====== Material provided ======
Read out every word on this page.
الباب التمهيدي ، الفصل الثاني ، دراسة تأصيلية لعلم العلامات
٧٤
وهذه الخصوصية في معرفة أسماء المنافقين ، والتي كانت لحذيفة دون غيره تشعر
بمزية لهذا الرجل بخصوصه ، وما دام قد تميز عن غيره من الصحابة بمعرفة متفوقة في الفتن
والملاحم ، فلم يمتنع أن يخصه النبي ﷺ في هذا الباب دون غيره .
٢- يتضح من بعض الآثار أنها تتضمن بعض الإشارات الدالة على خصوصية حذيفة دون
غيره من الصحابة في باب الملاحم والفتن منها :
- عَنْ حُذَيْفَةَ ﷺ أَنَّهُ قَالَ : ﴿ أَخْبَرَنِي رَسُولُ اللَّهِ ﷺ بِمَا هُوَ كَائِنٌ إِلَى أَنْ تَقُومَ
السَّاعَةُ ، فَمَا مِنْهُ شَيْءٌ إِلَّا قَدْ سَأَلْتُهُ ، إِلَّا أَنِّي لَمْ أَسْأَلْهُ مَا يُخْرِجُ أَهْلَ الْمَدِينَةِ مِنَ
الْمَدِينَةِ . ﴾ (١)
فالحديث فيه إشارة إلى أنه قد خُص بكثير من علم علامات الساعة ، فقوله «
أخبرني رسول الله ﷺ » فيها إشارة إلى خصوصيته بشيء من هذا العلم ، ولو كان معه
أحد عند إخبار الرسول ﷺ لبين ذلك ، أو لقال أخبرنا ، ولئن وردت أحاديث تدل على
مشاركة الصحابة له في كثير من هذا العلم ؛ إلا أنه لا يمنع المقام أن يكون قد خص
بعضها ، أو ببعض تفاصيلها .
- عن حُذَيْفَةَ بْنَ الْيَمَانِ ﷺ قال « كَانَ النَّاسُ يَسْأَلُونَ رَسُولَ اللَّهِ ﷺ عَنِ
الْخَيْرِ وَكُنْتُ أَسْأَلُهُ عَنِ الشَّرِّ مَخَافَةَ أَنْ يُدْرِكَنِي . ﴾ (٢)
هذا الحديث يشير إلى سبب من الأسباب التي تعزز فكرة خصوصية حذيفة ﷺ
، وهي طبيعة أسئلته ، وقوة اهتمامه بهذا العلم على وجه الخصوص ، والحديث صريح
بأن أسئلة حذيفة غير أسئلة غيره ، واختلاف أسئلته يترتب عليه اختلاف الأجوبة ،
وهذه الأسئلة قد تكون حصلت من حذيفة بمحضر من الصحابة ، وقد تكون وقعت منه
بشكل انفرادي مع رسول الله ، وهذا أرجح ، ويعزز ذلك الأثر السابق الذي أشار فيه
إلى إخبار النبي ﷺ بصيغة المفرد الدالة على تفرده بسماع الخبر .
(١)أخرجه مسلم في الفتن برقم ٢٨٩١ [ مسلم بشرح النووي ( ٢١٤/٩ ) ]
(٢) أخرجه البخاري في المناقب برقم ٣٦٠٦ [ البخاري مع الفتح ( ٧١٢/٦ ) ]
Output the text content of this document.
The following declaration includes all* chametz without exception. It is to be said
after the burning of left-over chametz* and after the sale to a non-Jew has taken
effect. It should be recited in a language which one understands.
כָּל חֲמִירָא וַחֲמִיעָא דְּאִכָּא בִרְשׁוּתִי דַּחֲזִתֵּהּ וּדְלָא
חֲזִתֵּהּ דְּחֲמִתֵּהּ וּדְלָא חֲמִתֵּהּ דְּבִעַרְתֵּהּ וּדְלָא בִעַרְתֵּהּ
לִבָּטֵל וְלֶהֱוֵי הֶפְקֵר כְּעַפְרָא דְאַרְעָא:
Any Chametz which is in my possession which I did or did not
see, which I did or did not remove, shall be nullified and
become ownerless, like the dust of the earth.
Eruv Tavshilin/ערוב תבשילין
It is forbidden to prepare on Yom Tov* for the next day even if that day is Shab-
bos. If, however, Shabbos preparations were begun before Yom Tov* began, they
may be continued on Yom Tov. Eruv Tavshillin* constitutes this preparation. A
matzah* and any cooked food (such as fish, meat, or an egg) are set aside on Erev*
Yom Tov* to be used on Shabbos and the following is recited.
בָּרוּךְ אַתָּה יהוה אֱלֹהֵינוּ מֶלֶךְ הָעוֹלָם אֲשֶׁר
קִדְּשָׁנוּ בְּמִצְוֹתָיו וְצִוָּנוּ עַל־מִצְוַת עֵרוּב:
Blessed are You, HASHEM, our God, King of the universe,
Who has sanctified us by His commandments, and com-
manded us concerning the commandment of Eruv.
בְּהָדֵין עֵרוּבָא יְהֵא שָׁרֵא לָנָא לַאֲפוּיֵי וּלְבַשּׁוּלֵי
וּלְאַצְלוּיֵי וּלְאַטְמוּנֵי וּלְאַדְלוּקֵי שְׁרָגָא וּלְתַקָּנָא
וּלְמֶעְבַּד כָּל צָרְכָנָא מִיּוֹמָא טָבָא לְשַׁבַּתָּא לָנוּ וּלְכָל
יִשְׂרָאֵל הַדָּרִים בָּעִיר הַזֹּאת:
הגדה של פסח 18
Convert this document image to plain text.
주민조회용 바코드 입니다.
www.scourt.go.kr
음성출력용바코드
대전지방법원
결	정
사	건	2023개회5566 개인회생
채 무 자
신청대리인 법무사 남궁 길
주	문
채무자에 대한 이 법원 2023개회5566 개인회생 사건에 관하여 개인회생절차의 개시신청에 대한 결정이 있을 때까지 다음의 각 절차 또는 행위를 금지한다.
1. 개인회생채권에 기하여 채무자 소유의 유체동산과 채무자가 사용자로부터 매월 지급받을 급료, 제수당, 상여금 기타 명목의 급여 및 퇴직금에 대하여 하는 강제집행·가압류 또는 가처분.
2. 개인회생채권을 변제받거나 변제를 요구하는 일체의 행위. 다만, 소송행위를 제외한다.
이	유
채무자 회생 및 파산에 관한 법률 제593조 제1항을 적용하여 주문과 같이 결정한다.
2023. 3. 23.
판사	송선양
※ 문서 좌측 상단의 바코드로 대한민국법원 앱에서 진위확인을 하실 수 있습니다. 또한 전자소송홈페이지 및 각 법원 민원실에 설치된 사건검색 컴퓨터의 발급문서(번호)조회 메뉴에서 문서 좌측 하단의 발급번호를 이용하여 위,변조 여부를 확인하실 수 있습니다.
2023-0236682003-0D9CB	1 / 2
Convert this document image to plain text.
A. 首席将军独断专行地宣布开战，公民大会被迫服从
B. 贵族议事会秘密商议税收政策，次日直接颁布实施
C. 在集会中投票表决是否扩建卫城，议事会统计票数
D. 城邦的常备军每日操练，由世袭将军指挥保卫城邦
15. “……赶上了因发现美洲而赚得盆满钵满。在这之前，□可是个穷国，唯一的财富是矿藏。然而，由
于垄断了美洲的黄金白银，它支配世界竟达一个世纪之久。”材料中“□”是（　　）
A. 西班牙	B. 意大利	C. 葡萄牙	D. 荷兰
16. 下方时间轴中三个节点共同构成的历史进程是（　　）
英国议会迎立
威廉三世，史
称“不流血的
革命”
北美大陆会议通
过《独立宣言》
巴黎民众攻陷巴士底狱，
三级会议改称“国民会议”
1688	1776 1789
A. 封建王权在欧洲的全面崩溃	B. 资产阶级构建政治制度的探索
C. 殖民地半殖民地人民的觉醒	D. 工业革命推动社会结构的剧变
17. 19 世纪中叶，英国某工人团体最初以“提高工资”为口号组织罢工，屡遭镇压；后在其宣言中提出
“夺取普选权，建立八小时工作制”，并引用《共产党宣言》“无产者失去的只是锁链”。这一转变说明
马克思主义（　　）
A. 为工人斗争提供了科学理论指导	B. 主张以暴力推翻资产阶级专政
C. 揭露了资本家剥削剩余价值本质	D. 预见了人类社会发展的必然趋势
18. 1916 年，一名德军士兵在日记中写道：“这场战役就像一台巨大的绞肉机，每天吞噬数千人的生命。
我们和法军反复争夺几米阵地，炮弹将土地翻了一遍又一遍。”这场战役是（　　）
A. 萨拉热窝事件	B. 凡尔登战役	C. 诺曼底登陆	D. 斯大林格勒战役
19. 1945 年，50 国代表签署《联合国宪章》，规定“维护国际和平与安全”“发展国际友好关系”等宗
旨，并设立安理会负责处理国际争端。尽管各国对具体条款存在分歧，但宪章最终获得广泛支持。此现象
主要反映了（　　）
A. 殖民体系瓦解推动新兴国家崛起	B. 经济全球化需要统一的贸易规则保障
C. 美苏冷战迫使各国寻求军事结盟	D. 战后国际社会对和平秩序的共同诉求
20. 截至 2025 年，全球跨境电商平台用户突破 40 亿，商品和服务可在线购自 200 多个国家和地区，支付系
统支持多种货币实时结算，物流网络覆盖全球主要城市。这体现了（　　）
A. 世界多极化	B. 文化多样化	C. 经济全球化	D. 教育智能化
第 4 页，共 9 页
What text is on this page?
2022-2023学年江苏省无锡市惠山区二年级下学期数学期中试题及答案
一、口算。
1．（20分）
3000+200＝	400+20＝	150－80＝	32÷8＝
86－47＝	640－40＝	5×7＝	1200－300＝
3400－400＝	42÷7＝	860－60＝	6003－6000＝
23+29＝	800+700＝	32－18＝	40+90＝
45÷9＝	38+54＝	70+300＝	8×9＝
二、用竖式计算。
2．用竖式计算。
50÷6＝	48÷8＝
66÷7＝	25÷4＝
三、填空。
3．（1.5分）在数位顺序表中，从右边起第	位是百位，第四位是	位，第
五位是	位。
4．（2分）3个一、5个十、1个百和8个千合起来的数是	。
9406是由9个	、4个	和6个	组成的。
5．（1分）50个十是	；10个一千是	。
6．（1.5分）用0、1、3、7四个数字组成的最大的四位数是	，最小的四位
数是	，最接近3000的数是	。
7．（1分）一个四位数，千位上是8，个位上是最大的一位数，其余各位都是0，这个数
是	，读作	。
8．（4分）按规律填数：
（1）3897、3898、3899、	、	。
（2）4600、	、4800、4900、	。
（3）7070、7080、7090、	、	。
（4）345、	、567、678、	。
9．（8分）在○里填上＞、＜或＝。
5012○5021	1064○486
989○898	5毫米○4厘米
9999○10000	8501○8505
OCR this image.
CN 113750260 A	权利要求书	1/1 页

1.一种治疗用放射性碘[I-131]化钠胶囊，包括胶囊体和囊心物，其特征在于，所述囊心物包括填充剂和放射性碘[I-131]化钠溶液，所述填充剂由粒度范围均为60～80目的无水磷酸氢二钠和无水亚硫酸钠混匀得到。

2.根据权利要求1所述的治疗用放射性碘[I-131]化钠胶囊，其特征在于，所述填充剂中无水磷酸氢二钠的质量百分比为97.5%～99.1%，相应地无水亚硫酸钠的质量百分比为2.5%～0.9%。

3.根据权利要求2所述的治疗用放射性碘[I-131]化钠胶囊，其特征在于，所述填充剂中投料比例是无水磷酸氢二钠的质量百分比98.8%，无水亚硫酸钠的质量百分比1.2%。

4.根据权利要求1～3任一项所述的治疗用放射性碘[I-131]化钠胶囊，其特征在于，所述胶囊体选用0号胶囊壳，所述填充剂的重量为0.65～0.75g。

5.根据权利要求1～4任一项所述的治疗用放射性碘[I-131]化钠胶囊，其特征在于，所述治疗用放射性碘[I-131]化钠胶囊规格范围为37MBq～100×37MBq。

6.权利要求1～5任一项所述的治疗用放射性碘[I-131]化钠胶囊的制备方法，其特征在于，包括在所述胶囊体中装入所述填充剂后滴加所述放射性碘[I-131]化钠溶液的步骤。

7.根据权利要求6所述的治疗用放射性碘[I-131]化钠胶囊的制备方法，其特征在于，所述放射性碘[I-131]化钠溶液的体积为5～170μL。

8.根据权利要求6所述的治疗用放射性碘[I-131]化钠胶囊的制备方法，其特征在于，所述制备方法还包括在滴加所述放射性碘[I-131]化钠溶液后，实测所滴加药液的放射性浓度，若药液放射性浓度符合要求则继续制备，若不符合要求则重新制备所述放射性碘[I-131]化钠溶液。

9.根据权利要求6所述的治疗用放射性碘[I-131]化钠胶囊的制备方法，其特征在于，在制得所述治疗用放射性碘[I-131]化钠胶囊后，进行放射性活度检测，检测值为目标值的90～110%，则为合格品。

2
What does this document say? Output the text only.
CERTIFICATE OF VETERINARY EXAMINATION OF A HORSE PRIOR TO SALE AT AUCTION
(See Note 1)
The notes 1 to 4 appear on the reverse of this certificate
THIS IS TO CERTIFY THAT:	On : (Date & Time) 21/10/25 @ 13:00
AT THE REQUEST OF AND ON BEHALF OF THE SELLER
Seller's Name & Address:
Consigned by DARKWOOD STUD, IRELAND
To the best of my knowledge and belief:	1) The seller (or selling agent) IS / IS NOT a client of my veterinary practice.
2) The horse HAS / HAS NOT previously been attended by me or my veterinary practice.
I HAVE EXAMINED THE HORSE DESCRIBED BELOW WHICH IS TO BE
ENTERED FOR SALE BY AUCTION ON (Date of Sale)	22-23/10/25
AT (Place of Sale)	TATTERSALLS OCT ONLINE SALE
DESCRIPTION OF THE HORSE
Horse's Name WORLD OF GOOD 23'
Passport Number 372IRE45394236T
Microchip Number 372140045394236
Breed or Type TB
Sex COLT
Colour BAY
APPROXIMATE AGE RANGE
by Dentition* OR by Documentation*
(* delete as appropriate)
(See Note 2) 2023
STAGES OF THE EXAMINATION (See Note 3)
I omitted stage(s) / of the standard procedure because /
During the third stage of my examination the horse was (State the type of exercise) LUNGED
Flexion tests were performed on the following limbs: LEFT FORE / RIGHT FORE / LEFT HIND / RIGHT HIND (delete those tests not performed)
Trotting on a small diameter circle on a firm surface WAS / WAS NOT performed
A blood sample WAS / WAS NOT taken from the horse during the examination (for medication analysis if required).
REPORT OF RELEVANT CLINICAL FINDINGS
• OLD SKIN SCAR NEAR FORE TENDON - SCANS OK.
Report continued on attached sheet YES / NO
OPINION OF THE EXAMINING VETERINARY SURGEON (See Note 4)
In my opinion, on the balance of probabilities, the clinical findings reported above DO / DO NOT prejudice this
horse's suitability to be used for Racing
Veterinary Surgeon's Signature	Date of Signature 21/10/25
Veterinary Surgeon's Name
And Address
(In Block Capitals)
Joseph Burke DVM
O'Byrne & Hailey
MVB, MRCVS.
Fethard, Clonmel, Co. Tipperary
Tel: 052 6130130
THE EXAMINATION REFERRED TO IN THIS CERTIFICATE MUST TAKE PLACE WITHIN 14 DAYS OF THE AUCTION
======
▶ **Objective**: Find each line that has the word "used", then copy it out.

▶ **Task solution**:
Yom Tov* to be used on Shabbos and the following is recited.
horse's suitability to be used for Racing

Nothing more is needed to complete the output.